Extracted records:
===============
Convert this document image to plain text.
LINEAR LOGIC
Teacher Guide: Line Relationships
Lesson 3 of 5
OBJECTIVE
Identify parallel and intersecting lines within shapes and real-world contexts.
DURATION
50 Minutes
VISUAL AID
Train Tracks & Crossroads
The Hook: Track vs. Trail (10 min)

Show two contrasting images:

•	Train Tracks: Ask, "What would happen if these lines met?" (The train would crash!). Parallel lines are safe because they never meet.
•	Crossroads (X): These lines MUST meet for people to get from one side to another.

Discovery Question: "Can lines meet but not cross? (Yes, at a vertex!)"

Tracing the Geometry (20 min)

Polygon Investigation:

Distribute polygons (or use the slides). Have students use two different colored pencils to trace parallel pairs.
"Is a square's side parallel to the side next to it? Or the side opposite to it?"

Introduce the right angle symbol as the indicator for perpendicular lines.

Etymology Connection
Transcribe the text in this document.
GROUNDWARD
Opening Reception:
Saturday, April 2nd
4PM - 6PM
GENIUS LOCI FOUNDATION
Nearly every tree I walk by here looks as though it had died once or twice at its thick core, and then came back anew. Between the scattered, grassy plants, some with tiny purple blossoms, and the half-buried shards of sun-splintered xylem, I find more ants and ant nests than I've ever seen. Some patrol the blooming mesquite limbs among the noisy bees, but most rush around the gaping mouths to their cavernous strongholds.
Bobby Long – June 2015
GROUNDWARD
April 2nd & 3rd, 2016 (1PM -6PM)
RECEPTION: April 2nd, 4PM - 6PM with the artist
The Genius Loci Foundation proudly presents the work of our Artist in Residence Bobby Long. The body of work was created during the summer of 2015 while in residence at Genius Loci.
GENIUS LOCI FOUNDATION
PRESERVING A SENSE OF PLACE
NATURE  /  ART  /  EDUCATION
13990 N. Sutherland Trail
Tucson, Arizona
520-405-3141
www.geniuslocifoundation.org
===============
**What is expected**
Reproduce every line of the data verbatim.

**Solution to this exercise**
Convert this document image to plain text.
LINEAR LOGIC
Teacher Guide: Line Relationships
Lesson 3 of 5
OBJECTIVE
Identify parallel and intersecting lines within shapes and real-world contexts.
DURATION
50 Minutes
VISUAL AID
Train Tracks & Crossroads
The Hook: Track vs. Trail (10 min)

Show two contrasting images:

•	Train Tracks: Ask, "What would happen if these lines met?" (The train would crash!). Parallel lines are safe because they never meet.
•	Crossroads (X): These lines MUST meet for people to get from one side to another.

Discovery Question: "Can lines meet but not cross? (Yes, at a vertex!)"

Tracing the Geometry (20 min)

Polygon Investigation:

Distribute polygons (or use the slides). Have students use two different colored pencils to trace parallel pairs.
"Is a square's side parallel to the side next to it? Or the side opposite to it?"

Introduce the right angle symbol as the indicator for perpendicular lines.

Etymology Connection
Transcribe the text in this document.
GROUNDWARD
Opening Reception:
Saturday, April 2nd
4PM - 6PM
GENIUS LOCI FOUNDATION
Nearly every tree I walk by here looks as though it had died once or twice at its thick core, and then came back anew. Between the scattered, grassy plants, some with tiny purple blossoms, and the half-buried shards of sun-splintered xylem, I find more ants and ant nests than I've ever seen. Some patrol the blooming mesquite limbs among the noisy bees, but most rush around the gaping mouths to their cavernous strongholds.
Bobby Long – June 2015
GROUNDWARD
April 2nd & 3rd, 2016 (1PM -6PM)
RECEPTION: April 2nd, 4PM - 6PM with the artist
The Genius Loci Foundation proudly presents the work of our Artist in Residence Bobby Long. The body of work was created during the summer of 2015 while in residence at Genius Loci.
GENIUS LOCI FOUNDATION
PRESERVING A SENSE OF PLACE
NATURE  /  ART  /  EDUCATION
13990 N. Sutherland Trail
Tucson, Arizona
520-405-3141
www.geniuslocifoundation.org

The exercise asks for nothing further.